### Directions
Check each line of the listing, and copy it if it contains the word "this".

## BEGIN

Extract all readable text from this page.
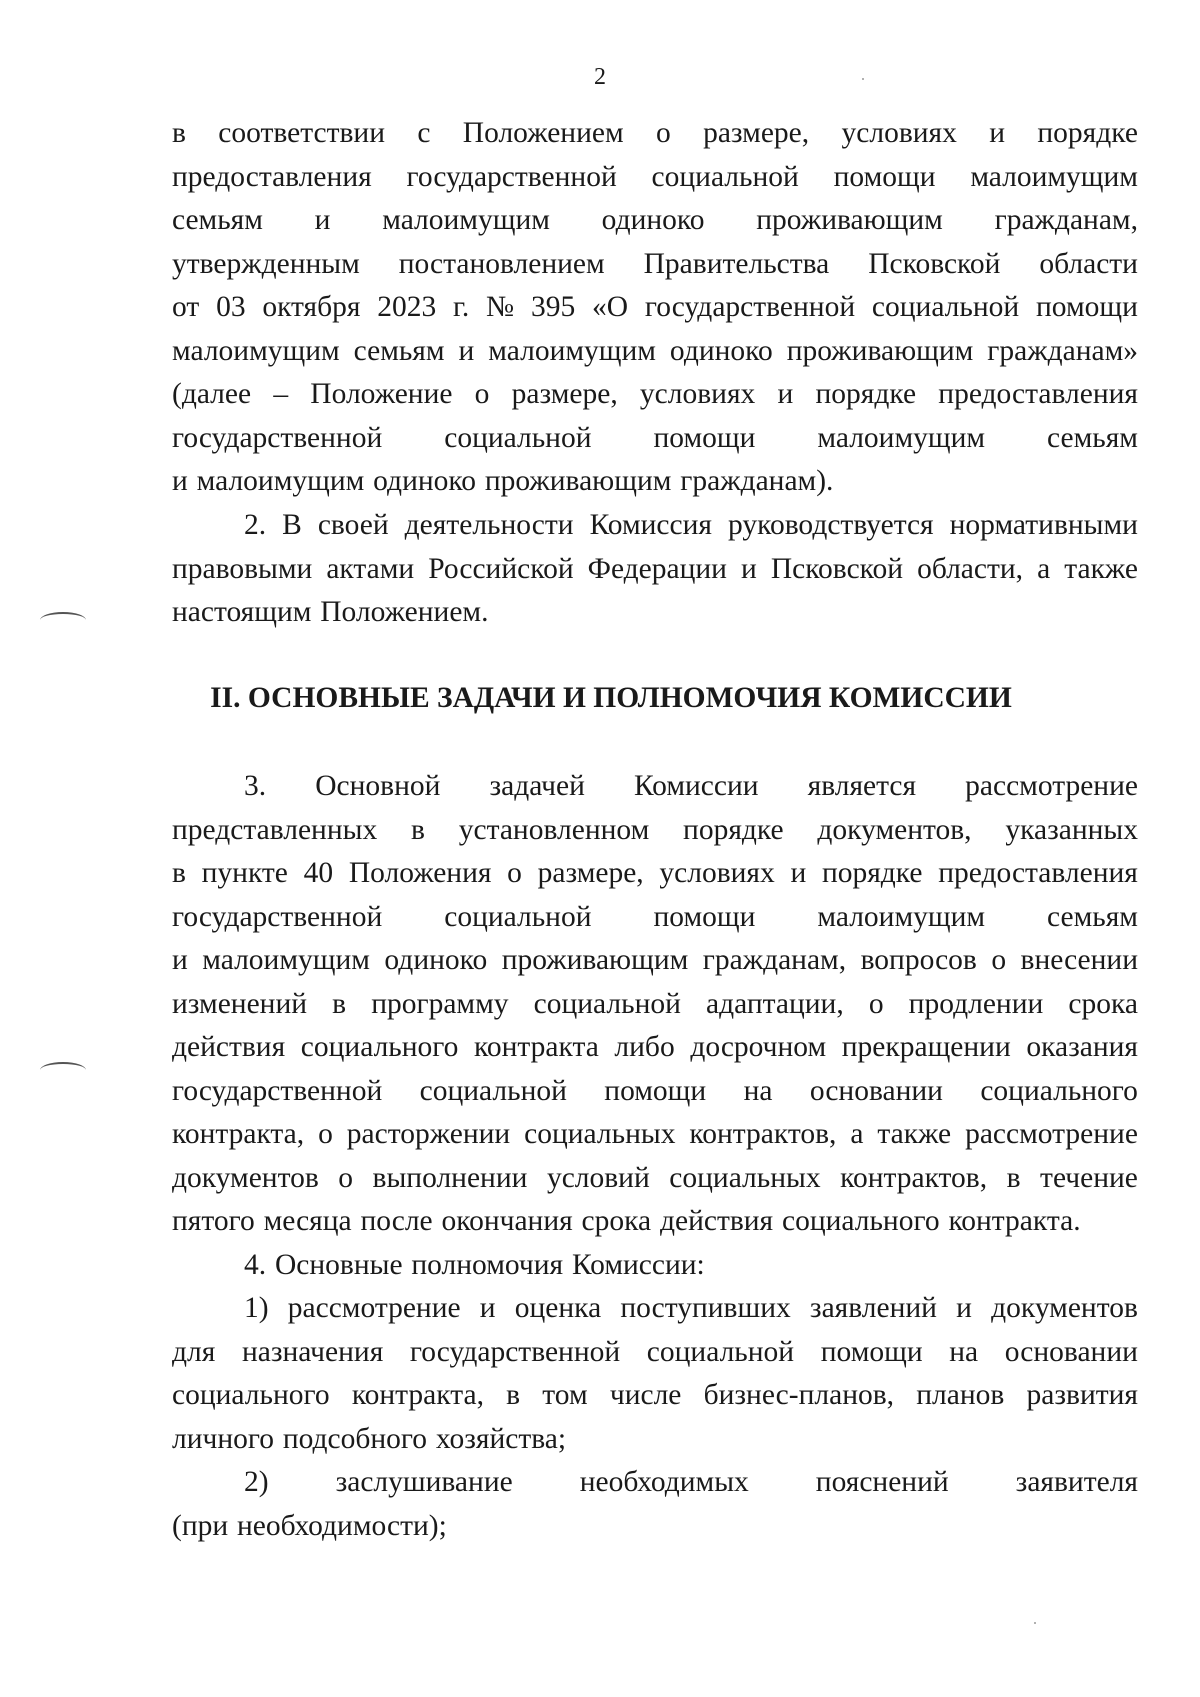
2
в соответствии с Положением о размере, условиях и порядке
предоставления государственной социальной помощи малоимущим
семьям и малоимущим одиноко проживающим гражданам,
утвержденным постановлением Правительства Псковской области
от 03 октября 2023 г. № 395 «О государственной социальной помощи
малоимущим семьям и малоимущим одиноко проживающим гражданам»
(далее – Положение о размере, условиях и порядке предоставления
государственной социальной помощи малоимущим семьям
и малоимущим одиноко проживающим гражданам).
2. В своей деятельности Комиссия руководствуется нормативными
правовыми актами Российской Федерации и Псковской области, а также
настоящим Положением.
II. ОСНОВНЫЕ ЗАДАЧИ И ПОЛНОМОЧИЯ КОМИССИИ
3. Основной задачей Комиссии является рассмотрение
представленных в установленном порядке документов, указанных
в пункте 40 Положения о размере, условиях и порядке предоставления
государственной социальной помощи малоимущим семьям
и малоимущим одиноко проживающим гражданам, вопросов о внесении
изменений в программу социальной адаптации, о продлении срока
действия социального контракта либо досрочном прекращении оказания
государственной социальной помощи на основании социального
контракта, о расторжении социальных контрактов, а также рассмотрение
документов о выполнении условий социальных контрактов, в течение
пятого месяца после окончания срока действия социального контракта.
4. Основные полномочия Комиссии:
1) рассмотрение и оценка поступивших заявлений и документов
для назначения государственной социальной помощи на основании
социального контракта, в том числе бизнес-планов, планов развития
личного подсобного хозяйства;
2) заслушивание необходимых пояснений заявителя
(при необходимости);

## END
## BEGIN

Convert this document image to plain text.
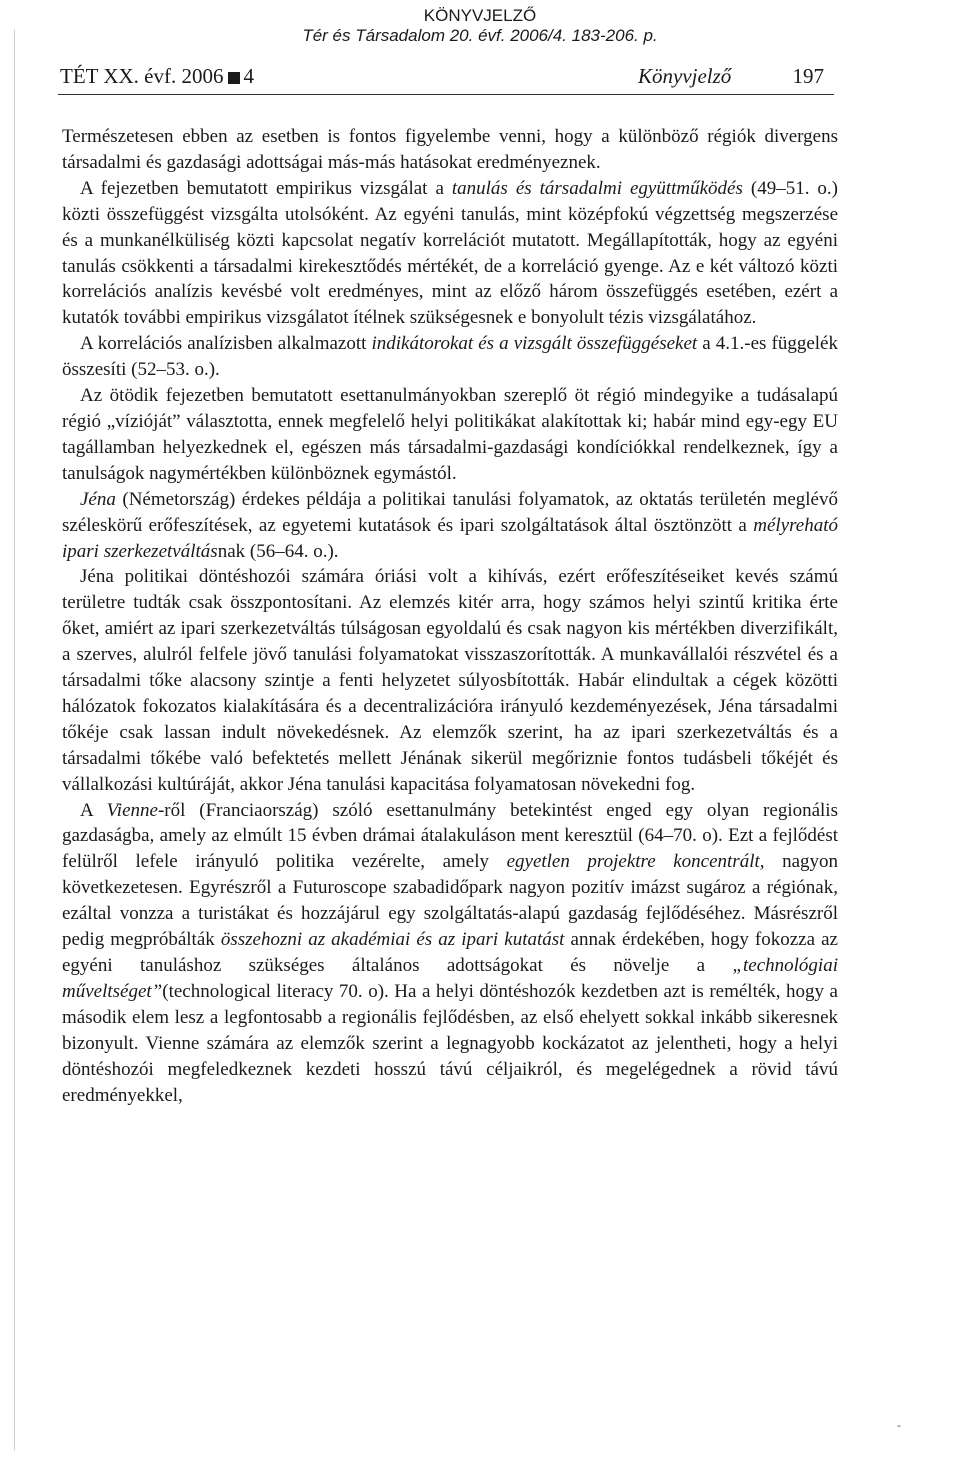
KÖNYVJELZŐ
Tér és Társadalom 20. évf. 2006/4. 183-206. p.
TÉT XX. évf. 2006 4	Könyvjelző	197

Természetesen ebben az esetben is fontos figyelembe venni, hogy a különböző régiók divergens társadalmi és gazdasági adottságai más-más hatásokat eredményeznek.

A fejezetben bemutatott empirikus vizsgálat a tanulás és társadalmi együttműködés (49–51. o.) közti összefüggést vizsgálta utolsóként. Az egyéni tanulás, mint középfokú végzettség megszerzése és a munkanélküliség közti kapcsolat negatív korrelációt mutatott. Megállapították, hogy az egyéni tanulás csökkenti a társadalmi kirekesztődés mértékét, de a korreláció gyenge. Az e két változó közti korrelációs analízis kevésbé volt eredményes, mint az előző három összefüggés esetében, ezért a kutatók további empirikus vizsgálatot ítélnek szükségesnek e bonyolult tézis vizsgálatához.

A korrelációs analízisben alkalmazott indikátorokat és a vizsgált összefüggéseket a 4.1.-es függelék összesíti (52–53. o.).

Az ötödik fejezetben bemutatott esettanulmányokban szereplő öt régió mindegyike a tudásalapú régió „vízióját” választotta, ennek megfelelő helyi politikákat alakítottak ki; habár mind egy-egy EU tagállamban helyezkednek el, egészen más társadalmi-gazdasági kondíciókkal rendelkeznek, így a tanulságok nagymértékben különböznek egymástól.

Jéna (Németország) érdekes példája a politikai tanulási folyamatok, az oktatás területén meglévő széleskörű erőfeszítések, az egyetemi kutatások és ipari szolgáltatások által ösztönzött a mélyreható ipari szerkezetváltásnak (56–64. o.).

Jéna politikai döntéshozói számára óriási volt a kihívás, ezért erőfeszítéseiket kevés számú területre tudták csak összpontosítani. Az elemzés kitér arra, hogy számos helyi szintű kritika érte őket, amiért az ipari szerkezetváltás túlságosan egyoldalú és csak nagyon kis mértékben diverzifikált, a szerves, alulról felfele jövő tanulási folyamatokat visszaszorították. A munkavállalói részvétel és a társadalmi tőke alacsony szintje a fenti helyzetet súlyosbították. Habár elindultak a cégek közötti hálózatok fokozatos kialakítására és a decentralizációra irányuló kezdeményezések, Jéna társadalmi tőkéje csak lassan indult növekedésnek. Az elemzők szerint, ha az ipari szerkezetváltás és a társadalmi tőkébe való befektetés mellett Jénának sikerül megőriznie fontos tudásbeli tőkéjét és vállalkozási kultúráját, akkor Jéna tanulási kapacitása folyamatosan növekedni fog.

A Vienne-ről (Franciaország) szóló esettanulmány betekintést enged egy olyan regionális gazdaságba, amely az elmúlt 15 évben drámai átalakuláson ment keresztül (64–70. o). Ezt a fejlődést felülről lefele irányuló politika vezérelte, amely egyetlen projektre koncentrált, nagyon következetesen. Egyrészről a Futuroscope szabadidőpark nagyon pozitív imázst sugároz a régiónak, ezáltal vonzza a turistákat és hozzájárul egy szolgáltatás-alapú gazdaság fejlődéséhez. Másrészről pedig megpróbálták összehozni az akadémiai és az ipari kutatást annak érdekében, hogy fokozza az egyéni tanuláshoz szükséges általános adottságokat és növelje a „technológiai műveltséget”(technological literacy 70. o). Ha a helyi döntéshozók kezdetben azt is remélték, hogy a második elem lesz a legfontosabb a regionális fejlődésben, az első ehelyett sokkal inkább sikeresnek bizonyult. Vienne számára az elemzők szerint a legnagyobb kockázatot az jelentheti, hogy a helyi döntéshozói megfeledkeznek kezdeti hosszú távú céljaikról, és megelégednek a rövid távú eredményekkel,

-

## END

### Solution to the exercise
Extract all readable text from this page.
Convert this document image to plain text.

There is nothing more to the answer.